>> START The data
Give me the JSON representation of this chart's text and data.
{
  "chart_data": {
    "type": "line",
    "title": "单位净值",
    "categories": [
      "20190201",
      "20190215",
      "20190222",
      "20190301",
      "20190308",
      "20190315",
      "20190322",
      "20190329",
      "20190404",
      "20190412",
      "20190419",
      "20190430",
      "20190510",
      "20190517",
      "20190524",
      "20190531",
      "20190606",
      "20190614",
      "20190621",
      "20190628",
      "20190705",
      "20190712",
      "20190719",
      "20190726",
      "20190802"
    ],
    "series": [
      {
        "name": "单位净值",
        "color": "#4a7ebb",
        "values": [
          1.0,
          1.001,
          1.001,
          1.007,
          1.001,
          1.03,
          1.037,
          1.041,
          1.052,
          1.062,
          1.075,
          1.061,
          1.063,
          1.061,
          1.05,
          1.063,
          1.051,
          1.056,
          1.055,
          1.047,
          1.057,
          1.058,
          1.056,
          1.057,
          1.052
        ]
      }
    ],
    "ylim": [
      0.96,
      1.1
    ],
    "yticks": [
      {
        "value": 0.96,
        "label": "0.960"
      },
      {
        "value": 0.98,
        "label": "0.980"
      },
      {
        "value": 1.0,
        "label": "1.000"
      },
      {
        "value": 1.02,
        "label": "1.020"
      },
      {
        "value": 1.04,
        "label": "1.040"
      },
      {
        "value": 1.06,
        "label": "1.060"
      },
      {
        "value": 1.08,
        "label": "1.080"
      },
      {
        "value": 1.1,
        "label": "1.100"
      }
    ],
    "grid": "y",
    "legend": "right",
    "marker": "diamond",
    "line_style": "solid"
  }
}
>> END The data
Aim of the exercise -> Using the material above, print every entry exactly as written.

Solved exercise ->
Give me the JSON representation of this chart's text and data.
{
  "chart_data": {
    "type": "line",
    "title": "单位净值",
    "categories": [
      "20190201",
      "20190215",
      "20190222",
      "20190301",
      "20190308",
      "20190315",
      "20190322",
      "20190329",
      "20190404",
      "20190412",
      "20190419",
      "20190430",
      "20190510",
      "20190517",
      "20190524",
      "20190531",
      "20190606",
      "20190614",
      "20190621",
      "20190628",
      "20190705",
      "20190712",
      "20190719",
      "20190726",
      "20190802"
    ],
    "series": [
      {
        "name": "单位净值",
        "color": "#4a7ebb",
        "values": [
          1.0,
          1.001,
          1.001,
          1.007,
          1.001,
          1.03,
          1.037,
          1.041,
          1.052,
          1.062,
          1.075,
          1.061,
          1.063,
          1.061,
          1.05,
          1.063,
          1.051,
          1.056,
          1.055,
          1.047,
          1.057,
          1.058,
          1.056,
          1.057,
          1.052
        ]
      }
    ],
    "ylim": [
      0.96,
      1.1
    ],
    "yticks": [
      {
        "value": 0.96,
        "label": "0.960"
      },
      {
        "value": 0.98,
        "label": "0.980"
      },
      {
        "value": 1.0,
        "label": "1.000"
      },
      {
        "value": 1.02,
        "label": "1.020"
      },
      {
        "value": 1.04,
        "label": "1.040"
      },
      {
        "value": 1.06,
        "label": "1.060"
      },
      {
        "value": 1.08,
        "label": "1.080"
      },
      {
        "value": 1.1,
        "label": "1.100"
      }
    ],
    "grid": "y",
    "legend": "right",
    "marker": "diamond",
    "line_style": "solid"
  }
}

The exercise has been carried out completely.